▸ **Geselecteerd fragment**:
Op 3 oktober 2012 heeft de Portugese Republiek geantwoord dat zij van oordeel was dat de overgangsregeling noodzakelijk was om voor de continuïteit van de dienstverlening te zorgen en om de werkgelegenheid en de rechten van de werknemers op deze markt te beschermen. Volgens deze lidstaat was de automatische vergunningverlening bedoeld ter bescherming van het gewettigd vertrouwen van de entiteiten die reeds grondafhandelingsactiviteiten op de betrokken luchthavens verrichtten.

22

Ten aanzien van de nog lopende aanbestedingen heeft de Portugese Republiek benadrukt dat de jury in oktober 2012 in de fase van het onderzoek van de offertes was, maar dat het onderzoek van die offertes een bijzonder complex proces was. Volgens deze lidstaat had de jury het voorlopige onderzoeksrapport over deze offertes nog niet kunnen afronden. Zij maakte evenwel haar voornemen bekend om de gebruikerscomités voorafgaand aan de selectie van de verleners van afhandelingsdiensten te zullen raadplegen.

23

Omdat zij geen genoegen kon nemen met de door de Portugese Republiek gegeven antwoorden, heeft de Commissie het onderhavige beroep wegens niet-nakoming ingesteld.

Beroep

Argumenten van partijen

24

Opgemerkt moet worden dat de Portugese Republiek voor het eerst tijdens de pleitzitting een exceptie van niet-ontvankelijkheid van het beroep heeft opgeworpen, door te stellen dat de Commissie haar geen nauwkeurige instructies had gegeven met behulp waarvan zij richtlijn 96/67 juist kon omzetten.

25

Ten gronde stelt de Commissie dat de Portugese Republiek, nadat zij de toegang tot bepaalde categorieën van afhandelingsdiensten tot twee dienstverleners had beperkt – waarbij de selectieprocedure geen betrekking had op één van hen, Portway, omdat die voor 100 % werd gecontroleerd door de beheerder van de luchthavens van Lissabon, Porto en Faro –, niet de nodige maatregelen had getroffen om overeenkomstig artikel 11, lid 1, van richtlijn 96/67 een selectieprocedure voor de tweede verlener van grondafhandelingsdiensten voor genoemde luchthavens te organiseren.

▸ **Gegeven informatie**:
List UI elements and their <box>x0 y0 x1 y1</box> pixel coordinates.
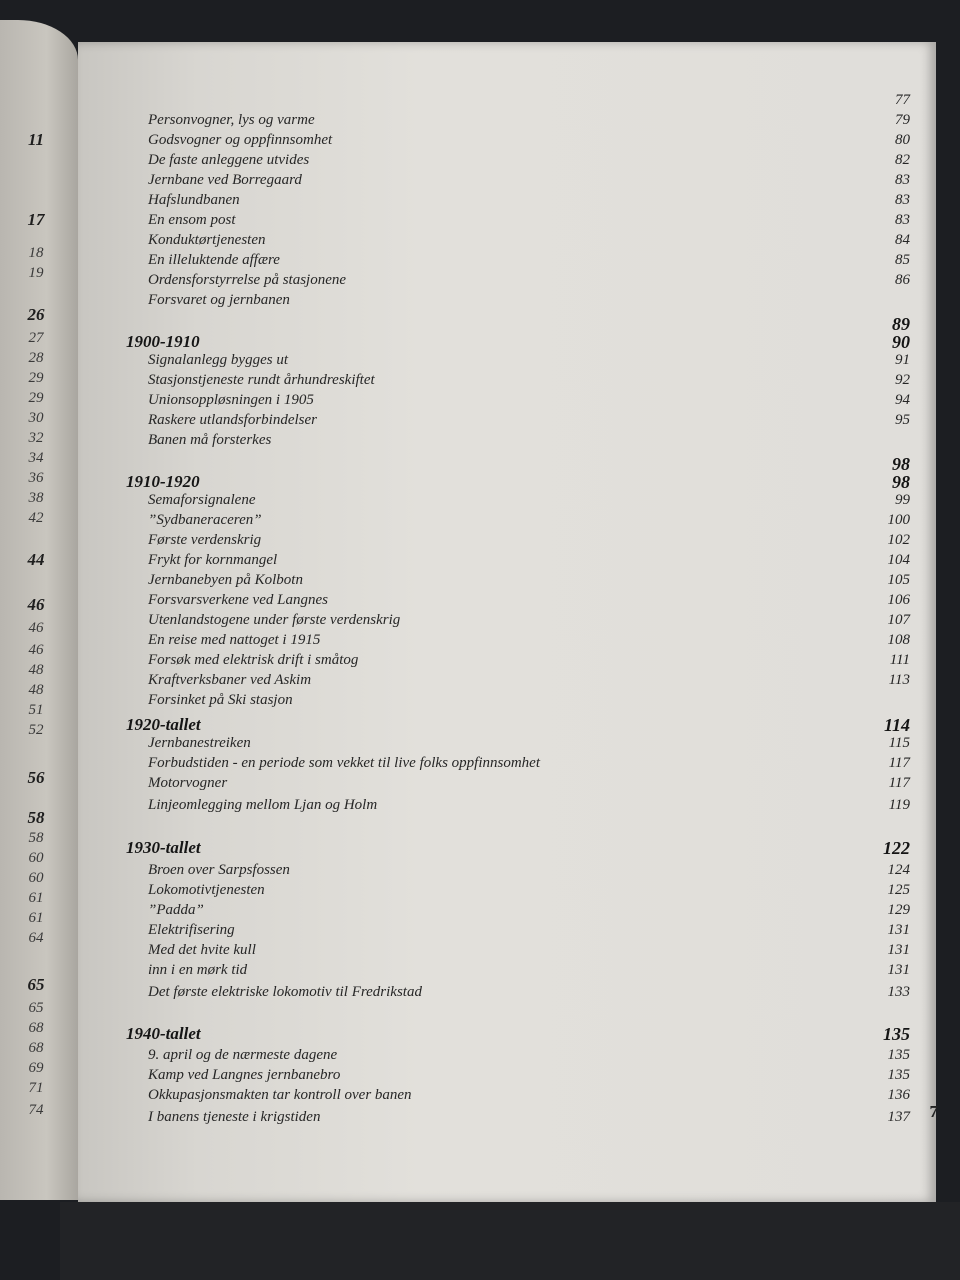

▸ **Opdrachten**:
**1.** Wanneer heeft de Portugese Republiek volgens het fragment over de grondafhandeling voor het eerst een exceptie van niet-ontvankelijkheid van het beroep opgeworpen?
**2.** Citeer letterlijk de passage uit het fragment over de grondafhandeling die begint bij "Argumenten van partijen" en eindigt bij "juist kon omzetten.".
**3.** Welke luchthavens worden in het fragment over de grondafhandeling bij naam genoemd? Geef ze allemaal.

▸ **Eindresultaten**:
**1.** Tijdens de pleitzitting.

**2.**
Argumenten van partijen

24

Opgemerkt moet worden dat de Portugese Republiek voor het eerst tijdens de pleitzitting een exceptie van niet-ontvankelijkheid van het beroep heeft opgeworpen, door te stellen dat de Commissie haar geen nauwkeurige instructies had gegeven met behulp waarvan zij richtlijn 96/67 juist kon omzetten.

**3.** Lissabon, Porto en Faro.